- _TASK GOAL_: Locate the string "colormap" in the records below. Copy every line where it occurs.

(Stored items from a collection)
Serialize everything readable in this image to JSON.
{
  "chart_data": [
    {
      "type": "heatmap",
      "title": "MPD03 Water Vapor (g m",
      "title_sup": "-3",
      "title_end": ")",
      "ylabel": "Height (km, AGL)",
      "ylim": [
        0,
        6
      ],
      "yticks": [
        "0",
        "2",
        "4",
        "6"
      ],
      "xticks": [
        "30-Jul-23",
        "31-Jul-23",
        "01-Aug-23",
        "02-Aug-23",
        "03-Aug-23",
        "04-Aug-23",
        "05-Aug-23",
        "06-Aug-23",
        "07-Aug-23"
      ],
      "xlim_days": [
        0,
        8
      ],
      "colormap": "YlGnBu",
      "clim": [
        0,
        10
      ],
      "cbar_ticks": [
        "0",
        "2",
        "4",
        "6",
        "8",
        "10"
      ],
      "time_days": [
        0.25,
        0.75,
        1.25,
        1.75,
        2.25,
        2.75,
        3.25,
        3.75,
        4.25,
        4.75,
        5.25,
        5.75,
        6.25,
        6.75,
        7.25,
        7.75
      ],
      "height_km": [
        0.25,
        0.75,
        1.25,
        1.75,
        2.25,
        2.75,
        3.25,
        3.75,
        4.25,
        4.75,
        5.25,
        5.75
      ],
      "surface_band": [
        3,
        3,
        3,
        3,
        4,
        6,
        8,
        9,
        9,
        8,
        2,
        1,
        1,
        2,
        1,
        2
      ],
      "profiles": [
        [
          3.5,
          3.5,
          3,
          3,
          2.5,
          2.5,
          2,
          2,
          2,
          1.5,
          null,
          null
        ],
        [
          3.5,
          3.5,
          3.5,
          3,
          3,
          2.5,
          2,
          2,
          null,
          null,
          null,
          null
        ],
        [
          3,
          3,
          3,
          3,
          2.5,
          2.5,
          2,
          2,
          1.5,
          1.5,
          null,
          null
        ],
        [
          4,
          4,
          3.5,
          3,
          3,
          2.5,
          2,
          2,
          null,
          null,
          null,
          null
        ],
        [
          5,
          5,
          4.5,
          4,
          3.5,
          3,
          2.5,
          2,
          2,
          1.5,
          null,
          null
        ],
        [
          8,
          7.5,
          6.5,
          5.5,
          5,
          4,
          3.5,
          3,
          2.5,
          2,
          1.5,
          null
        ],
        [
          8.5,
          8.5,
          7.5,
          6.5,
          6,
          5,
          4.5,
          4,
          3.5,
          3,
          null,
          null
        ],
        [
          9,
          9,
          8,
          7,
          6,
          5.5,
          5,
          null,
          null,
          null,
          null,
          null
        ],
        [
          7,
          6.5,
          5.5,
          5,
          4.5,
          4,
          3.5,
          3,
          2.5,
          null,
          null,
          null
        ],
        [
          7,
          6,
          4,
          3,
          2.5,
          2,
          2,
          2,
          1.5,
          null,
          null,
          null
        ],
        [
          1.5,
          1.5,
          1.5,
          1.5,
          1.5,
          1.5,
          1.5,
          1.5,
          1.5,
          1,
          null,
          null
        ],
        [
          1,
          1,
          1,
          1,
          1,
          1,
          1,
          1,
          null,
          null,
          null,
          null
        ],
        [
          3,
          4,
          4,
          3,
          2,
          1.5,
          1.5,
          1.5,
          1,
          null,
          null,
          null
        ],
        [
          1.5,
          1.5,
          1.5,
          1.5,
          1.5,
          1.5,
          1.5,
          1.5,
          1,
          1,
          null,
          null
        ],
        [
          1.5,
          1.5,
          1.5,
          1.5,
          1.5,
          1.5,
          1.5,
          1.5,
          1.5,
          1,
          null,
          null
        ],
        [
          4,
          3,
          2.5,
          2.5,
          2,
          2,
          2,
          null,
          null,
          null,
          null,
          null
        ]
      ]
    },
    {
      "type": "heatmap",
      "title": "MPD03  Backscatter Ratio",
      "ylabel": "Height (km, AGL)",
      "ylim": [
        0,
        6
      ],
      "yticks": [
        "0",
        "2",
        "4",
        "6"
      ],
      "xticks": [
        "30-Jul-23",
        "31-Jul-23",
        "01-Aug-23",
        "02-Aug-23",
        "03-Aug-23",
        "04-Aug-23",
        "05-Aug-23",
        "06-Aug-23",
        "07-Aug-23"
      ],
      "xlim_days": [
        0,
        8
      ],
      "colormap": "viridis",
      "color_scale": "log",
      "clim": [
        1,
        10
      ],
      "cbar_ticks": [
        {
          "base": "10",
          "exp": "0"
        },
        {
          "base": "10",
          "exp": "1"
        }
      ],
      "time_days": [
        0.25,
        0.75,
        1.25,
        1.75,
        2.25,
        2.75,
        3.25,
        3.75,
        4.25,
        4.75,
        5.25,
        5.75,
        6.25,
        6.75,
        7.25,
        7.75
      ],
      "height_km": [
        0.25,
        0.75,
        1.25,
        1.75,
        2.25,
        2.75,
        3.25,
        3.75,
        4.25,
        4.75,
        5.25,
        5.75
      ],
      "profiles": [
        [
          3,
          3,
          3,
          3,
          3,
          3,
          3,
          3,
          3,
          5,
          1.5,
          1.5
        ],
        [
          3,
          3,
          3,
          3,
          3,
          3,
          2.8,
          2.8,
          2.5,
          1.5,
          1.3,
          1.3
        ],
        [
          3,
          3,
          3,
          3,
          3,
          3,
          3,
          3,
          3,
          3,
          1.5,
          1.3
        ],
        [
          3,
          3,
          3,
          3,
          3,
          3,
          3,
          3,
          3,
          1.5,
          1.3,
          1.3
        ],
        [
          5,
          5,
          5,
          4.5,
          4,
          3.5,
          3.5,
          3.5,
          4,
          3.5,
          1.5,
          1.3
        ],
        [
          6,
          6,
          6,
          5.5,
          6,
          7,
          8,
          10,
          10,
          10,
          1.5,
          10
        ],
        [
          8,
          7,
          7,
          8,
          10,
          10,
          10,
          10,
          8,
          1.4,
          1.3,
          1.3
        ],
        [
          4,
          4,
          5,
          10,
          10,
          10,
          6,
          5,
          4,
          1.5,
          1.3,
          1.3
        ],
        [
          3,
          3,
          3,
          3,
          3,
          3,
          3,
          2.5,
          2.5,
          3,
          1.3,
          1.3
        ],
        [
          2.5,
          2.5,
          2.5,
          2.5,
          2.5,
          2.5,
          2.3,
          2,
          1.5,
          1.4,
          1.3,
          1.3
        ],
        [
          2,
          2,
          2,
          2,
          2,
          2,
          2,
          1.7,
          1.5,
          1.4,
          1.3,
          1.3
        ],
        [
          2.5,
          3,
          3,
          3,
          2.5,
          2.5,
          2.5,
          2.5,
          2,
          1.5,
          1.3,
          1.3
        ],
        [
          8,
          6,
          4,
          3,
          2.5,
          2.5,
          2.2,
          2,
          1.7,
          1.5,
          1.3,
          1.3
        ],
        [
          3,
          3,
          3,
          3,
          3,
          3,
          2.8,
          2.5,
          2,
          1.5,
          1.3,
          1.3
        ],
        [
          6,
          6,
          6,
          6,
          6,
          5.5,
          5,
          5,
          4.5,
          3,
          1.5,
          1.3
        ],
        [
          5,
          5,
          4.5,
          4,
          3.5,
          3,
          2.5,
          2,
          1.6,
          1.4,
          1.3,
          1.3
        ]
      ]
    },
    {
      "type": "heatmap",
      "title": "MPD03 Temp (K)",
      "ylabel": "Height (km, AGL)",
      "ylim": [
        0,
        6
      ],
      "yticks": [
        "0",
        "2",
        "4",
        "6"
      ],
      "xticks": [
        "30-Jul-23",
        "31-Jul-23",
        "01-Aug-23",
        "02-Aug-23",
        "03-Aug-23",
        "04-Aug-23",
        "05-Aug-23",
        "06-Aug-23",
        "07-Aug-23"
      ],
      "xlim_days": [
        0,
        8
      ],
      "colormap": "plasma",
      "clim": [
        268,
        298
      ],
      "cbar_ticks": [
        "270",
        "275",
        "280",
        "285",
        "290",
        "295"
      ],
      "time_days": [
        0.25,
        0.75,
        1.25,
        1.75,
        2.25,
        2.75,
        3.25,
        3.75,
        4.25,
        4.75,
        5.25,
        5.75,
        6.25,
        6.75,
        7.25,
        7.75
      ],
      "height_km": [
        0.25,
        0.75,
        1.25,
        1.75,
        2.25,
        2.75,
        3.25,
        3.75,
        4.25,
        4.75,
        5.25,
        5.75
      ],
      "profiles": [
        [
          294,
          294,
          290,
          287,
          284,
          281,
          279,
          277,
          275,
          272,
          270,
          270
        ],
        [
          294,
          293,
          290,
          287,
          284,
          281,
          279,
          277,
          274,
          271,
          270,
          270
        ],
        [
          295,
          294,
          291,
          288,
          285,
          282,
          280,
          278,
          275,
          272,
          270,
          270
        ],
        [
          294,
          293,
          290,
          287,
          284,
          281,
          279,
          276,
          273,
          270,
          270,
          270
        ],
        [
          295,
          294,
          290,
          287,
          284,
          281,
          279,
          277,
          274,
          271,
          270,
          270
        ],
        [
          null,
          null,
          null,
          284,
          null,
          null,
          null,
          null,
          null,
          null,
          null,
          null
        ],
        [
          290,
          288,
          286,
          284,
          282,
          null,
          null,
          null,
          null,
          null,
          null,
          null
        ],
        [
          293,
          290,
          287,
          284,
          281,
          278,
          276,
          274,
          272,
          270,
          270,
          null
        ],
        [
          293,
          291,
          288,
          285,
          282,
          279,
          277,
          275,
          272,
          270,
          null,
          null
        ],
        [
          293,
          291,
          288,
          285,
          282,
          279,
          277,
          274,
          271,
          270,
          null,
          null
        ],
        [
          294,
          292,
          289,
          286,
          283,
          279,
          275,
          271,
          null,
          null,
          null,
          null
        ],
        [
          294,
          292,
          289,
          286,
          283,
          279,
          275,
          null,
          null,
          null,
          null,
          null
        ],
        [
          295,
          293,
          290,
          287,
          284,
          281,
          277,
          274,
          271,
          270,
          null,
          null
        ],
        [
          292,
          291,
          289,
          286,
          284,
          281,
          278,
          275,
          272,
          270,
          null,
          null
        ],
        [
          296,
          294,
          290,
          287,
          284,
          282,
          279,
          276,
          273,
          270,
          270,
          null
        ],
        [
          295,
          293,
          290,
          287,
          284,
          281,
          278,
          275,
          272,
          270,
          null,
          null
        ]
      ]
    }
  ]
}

- _CORRECT ANSWER_:
      "colormap": "YlGnBu",
      "colormap": "viridis",
      "colormap": "plasma",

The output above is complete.